* [Record extracts]

● ● ● ● ● ● ●

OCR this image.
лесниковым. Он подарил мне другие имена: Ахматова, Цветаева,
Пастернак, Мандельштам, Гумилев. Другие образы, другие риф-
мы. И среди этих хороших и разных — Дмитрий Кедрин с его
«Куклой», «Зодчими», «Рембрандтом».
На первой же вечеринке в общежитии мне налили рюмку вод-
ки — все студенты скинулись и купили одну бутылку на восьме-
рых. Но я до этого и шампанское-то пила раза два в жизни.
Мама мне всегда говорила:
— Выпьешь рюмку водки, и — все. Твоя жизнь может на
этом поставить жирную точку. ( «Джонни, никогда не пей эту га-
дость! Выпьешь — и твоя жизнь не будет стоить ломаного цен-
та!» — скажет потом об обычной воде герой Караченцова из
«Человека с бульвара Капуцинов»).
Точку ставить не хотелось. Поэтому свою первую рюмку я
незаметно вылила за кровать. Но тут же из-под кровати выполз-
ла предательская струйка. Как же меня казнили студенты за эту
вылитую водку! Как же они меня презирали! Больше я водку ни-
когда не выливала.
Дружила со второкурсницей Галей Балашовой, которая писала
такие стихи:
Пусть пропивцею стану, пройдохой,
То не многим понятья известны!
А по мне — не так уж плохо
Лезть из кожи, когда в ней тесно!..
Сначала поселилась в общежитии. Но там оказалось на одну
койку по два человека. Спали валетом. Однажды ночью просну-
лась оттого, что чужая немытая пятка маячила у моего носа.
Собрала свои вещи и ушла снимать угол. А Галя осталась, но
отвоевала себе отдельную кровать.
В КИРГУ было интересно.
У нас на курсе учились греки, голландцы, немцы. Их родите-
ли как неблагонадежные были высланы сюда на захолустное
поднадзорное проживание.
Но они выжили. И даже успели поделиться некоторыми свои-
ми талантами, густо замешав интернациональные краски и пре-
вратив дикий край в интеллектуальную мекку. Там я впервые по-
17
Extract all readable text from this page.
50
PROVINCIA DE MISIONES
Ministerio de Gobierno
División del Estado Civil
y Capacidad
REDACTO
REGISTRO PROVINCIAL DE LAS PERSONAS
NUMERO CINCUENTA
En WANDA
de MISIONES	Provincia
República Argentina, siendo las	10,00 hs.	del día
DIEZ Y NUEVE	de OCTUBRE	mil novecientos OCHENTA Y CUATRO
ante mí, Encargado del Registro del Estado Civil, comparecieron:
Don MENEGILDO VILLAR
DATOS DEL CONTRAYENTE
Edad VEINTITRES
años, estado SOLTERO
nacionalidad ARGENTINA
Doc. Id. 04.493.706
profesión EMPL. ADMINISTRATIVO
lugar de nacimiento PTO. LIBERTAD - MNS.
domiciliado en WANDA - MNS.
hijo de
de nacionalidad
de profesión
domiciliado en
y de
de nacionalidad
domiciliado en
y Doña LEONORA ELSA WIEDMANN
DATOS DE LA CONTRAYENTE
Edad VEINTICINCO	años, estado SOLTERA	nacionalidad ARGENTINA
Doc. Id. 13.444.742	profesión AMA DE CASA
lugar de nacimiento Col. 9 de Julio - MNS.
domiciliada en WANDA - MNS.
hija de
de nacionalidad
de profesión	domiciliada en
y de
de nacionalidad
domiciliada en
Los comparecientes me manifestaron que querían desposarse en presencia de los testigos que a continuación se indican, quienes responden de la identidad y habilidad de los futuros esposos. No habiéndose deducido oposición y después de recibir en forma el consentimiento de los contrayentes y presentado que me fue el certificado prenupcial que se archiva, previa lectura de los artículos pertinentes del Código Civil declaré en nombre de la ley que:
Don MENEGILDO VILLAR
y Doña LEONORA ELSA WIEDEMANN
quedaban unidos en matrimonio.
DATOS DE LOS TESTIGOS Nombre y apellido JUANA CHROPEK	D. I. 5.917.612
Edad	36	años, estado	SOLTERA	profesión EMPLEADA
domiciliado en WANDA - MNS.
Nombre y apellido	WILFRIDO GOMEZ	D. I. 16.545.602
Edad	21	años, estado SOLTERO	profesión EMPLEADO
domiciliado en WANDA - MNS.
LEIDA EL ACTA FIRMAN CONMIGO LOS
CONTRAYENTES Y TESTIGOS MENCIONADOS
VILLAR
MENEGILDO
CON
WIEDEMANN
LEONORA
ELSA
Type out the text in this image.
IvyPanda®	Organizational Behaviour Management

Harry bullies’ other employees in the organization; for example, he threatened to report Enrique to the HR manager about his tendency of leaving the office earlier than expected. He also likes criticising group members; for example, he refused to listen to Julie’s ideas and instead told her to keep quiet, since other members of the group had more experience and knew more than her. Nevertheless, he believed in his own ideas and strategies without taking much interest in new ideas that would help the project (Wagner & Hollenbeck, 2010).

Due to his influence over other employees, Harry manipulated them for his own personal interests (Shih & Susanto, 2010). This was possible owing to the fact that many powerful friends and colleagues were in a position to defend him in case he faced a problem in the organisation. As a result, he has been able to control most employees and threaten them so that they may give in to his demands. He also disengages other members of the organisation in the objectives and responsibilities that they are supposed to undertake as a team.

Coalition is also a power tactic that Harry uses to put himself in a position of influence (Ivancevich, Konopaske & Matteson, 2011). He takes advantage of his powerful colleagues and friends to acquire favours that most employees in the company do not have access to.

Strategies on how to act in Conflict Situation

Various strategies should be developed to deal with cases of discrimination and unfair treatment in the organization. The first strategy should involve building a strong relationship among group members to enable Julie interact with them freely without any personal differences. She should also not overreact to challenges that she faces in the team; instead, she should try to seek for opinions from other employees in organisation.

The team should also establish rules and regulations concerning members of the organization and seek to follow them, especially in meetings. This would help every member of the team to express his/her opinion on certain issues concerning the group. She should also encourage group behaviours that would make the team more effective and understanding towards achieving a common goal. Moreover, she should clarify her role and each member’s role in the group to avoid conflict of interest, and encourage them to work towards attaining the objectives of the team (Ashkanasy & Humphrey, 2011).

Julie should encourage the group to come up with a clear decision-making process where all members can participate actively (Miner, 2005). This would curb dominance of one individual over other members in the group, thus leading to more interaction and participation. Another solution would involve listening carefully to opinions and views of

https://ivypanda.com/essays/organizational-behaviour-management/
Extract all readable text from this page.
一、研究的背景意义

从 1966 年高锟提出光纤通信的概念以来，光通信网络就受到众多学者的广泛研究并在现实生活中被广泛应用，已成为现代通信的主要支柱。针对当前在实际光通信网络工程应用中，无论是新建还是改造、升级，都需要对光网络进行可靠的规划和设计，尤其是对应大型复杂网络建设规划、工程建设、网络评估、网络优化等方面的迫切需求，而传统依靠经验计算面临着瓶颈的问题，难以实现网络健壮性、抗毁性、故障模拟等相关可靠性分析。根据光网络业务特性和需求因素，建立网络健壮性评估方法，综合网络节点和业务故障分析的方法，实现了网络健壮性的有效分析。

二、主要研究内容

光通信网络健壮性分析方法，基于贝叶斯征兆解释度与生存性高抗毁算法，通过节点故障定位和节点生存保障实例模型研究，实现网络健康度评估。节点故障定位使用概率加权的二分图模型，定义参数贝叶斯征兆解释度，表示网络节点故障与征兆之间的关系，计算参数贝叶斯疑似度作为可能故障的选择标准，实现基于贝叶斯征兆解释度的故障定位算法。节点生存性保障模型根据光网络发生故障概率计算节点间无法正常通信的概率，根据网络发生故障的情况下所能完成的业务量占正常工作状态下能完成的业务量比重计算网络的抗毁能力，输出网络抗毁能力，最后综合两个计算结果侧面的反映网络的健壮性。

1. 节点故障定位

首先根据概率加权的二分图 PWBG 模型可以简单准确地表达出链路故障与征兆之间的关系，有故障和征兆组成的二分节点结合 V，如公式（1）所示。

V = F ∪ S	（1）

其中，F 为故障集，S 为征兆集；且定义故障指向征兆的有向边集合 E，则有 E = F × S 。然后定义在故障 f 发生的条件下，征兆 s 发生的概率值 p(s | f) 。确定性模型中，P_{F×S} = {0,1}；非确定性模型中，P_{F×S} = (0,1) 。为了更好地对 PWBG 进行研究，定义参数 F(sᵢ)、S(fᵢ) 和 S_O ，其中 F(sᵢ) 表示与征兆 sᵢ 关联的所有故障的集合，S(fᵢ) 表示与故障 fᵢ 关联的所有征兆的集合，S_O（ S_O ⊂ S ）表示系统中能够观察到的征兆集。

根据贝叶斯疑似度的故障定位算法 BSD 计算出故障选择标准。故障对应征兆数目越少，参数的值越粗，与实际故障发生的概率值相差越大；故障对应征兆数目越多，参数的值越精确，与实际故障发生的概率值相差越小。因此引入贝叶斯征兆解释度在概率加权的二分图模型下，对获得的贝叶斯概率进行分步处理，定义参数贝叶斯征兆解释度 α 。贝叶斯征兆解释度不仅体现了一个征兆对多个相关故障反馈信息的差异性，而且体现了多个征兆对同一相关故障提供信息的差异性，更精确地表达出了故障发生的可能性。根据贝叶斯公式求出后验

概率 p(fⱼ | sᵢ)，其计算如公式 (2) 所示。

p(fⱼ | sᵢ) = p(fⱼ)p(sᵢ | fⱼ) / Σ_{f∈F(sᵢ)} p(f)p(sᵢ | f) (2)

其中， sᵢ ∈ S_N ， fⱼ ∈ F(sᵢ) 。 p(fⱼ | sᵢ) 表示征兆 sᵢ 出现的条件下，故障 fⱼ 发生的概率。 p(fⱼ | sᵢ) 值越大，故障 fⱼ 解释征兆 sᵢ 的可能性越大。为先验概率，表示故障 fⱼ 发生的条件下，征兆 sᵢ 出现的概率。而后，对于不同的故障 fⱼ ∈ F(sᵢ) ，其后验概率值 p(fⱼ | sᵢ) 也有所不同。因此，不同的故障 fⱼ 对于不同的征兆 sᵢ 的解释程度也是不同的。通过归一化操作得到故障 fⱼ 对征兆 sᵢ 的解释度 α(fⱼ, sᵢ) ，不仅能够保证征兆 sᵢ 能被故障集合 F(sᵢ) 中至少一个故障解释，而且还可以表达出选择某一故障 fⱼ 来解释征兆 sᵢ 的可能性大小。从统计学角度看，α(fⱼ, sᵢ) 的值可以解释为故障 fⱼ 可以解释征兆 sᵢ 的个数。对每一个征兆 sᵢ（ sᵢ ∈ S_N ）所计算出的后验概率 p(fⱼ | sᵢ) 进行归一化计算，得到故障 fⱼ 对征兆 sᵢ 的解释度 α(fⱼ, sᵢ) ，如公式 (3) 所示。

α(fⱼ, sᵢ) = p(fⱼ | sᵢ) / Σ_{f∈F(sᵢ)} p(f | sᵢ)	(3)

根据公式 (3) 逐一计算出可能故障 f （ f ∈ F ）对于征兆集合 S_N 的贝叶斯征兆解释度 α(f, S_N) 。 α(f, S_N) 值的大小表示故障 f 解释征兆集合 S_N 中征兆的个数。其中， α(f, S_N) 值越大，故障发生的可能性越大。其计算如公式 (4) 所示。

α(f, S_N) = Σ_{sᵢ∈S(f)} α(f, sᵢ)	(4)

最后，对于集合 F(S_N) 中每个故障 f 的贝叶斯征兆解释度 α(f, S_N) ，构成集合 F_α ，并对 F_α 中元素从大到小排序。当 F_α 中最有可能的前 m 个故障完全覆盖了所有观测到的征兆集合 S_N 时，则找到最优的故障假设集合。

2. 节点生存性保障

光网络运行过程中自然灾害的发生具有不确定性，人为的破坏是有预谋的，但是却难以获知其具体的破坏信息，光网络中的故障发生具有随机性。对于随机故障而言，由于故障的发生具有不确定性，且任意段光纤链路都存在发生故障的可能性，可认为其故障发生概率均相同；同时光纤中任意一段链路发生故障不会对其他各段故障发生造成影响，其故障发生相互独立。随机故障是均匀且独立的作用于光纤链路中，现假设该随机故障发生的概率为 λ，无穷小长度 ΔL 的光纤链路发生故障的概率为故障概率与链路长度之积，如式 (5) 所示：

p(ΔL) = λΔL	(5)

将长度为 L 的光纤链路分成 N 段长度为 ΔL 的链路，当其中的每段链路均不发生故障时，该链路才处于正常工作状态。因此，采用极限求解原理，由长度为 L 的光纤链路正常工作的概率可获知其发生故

● ● ● ● ● ● ●

* [Requirements]
Copy every line above in which the string "其计算如公式" shows up.

* [Exercise answer]
概率 p(fⱼ | sᵢ)，其计算如公式 (2) 所示。
根据公式 (3) 逐一计算出可能故障 f （ f ∈ F ）对于征兆集合 S_N 的贝叶斯征兆解释度 α(f, S_N) 。 α(f, S_N) 值的大小表示故障 f 解释征兆集合 S_N 中征兆的个数。其中， α(f, S_N) 值越大，故障发生的可能性越大。其计算如公式 (4) 所示。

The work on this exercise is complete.